___ SOURCE MATERIAL ___
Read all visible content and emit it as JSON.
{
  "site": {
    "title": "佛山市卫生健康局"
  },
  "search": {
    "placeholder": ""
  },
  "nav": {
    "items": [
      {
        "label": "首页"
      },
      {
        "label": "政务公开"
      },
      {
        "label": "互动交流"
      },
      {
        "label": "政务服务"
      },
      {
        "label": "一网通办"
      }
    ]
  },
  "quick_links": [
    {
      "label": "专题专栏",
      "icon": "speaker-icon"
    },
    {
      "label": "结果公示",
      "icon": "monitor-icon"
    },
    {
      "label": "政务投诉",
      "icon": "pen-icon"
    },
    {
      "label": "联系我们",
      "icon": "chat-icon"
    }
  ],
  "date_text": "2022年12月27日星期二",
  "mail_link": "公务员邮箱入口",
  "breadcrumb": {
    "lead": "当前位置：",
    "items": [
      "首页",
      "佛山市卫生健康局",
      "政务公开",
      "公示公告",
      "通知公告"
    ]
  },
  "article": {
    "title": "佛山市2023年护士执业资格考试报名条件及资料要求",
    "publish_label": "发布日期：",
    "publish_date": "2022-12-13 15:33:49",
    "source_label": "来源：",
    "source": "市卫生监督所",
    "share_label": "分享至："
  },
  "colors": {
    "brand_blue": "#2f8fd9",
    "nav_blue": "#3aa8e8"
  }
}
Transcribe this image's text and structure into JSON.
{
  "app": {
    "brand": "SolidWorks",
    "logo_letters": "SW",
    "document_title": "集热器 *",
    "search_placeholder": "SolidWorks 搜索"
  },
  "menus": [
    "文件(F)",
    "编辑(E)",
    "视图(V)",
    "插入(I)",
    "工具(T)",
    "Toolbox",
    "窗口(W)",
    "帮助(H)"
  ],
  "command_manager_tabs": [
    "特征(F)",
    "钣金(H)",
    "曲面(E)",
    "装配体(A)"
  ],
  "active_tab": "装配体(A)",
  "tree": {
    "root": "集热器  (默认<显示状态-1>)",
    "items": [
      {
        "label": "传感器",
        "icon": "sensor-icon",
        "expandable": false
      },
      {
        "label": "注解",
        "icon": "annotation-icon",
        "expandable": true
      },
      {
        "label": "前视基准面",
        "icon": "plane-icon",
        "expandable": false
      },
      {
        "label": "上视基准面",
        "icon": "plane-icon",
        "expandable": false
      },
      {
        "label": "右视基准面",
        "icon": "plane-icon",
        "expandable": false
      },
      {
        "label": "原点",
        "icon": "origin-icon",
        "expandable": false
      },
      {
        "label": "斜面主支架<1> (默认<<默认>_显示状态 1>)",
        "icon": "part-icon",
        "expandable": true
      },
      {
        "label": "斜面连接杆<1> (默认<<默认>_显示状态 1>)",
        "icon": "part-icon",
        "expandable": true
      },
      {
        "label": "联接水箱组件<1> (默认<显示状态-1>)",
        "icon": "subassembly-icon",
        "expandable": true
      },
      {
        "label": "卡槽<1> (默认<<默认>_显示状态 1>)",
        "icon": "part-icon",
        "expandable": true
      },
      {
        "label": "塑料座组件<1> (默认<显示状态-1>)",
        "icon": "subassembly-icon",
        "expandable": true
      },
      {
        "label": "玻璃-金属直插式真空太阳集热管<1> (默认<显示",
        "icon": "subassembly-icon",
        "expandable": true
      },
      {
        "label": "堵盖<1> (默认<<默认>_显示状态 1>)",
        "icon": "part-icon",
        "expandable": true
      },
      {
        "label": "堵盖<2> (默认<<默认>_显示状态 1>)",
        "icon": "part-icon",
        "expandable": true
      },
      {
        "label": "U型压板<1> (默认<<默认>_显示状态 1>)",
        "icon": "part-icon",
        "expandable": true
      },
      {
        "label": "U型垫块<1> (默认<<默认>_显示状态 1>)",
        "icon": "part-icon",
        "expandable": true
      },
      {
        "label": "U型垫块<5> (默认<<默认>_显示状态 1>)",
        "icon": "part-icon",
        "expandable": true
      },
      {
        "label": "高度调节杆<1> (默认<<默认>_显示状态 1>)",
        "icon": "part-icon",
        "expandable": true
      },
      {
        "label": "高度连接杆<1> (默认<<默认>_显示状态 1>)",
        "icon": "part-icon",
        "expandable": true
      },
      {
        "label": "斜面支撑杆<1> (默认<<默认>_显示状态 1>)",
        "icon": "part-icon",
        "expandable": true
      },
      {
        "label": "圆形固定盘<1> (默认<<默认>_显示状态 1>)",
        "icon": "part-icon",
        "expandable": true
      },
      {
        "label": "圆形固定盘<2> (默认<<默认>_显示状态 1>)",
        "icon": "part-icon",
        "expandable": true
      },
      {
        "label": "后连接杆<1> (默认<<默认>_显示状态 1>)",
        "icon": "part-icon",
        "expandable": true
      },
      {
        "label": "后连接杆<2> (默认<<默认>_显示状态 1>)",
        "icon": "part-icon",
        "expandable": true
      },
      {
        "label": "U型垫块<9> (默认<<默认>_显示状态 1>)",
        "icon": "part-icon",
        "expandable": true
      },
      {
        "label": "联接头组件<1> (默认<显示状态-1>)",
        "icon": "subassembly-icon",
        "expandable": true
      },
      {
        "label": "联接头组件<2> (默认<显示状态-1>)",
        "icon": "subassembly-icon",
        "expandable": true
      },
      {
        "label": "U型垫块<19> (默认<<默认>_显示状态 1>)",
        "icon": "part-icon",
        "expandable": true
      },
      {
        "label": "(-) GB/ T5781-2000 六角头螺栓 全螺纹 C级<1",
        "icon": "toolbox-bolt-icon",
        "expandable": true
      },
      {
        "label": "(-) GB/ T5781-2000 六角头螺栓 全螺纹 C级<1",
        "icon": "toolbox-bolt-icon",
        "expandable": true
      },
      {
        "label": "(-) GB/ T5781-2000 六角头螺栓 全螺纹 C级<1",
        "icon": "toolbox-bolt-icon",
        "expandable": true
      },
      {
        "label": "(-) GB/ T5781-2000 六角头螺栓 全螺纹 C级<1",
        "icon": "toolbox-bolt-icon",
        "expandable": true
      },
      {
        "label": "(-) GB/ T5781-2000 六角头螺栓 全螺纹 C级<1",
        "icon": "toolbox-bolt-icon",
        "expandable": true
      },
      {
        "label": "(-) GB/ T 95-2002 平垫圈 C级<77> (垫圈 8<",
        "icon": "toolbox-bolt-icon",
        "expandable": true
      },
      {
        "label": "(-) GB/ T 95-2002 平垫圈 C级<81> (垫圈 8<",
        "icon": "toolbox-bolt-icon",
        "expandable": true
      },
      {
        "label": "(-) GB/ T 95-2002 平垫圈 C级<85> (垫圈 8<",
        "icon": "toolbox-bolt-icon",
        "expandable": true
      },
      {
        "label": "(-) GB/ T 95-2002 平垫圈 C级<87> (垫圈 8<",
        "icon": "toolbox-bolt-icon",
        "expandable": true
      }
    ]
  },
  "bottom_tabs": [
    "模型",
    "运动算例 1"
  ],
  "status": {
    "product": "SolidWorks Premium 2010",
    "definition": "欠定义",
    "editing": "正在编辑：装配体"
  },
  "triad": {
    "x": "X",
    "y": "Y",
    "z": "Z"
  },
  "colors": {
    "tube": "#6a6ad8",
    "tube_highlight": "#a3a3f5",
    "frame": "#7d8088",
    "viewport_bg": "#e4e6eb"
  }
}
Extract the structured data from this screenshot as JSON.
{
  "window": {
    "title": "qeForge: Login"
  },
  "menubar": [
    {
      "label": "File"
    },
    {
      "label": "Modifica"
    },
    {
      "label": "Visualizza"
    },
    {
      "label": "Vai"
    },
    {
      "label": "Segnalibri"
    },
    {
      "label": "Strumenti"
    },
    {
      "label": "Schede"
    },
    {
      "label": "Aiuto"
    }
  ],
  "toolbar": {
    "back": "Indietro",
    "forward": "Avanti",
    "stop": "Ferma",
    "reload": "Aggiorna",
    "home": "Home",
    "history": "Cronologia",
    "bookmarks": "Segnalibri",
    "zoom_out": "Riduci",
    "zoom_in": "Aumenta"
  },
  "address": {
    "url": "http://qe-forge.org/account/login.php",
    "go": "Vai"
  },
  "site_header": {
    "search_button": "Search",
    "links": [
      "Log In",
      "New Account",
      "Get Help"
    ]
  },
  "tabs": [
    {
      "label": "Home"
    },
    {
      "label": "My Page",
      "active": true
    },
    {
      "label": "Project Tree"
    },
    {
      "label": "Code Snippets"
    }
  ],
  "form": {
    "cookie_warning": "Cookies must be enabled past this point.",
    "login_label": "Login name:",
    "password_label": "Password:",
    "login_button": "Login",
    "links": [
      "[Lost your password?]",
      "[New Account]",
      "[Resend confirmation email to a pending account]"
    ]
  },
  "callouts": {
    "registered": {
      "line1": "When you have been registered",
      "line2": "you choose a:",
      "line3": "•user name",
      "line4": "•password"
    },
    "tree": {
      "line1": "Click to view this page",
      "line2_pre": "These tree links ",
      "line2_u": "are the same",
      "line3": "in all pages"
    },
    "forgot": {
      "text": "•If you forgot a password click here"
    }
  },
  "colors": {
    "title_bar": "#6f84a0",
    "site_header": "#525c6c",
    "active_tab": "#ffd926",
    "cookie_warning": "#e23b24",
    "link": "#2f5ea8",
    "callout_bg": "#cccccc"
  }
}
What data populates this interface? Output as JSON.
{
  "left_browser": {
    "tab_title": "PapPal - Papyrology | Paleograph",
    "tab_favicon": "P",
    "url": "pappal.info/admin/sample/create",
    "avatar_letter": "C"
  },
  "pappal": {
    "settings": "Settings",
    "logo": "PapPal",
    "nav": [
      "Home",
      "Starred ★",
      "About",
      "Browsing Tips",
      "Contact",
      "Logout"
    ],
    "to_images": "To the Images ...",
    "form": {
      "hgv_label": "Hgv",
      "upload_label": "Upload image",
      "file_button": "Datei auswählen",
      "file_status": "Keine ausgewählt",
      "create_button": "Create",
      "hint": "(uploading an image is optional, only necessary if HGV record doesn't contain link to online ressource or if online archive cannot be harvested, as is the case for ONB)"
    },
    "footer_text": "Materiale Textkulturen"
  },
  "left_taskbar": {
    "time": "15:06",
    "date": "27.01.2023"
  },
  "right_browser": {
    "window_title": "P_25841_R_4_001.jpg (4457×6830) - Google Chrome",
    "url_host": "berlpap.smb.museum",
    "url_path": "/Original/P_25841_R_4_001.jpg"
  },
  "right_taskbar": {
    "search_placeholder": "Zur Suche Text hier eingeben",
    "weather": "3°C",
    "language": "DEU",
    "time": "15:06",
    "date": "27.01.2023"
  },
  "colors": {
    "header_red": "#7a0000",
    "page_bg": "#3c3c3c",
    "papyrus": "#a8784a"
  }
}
___
• OBJECTIVE
Give the number of lines in the entries above that include the string "联接头组件". No other output is expected.

• FINAL RESULT
2